The exercise
Quote every line below exactly as it reads.

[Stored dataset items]
· · ·

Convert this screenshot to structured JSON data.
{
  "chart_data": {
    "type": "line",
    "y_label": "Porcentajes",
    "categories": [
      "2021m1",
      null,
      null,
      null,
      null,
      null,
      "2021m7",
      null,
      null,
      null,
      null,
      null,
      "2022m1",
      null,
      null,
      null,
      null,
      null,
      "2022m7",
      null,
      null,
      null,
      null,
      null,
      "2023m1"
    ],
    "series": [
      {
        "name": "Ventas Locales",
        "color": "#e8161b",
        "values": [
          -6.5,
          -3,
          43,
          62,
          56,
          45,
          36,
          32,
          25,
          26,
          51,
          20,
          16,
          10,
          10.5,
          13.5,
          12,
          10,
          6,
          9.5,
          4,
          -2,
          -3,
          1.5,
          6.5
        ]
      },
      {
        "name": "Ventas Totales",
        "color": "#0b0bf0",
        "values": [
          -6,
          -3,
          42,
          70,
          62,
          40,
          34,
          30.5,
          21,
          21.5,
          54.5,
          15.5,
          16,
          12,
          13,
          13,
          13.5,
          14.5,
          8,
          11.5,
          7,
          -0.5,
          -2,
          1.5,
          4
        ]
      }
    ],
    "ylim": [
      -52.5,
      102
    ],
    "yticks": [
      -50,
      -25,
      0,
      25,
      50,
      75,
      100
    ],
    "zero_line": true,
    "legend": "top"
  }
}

· · ·

The solution
Convert this screenshot to structured JSON data.
{
  "chart_data": {
    "type": "line",
    "y_label": "Porcentajes",
    "categories": [
      "2021m1",
      null,
      null,
      null,
      null,
      null,
      "2021m7",
      null,
      null,
      null,
      null,
      null,
      "2022m1",
      null,
      null,
      null,
      null,
      null,
      "2022m7",
      null,
      null,
      null,
      null,
      null,
      "2023m1"
    ],
    "series": [
      {
        "name": "Ventas Locales",
        "color": "#e8161b",
        "values": [
          -6.5,
          -3,
          43,
          62,
          56,
          45,
          36,
          32,
          25,
          26,
          51,
          20,
          16,
          10,
          10.5,
          13.5,
          12,
          10,
          6,
          9.5,
          4,
          -2,
          -3,
          1.5,
          6.5
        ]
      },
      {
        "name": "Ventas Totales",
        "color": "#0b0bf0",
        "values": [
          -6,
          -3,
          42,
          70,
          62,
          40,
          34,
          30.5,
          21,
          21.5,
          54.5,
          15.5,
          16,
          12,
          13,
          13,
          13.5,
          14.5,
          8,
          11.5,
          7,
          -0.5,
          -2,
          1.5,
          4
        ]
      }
    ],
    "ylim": [
      -52.5,
      102
    ],
    "yticks": [
      -50,
      -25,
      0,
      25,
      50,
      75,
      100
    ],
    "zero_line": true,
    "legend": "top"
  }
}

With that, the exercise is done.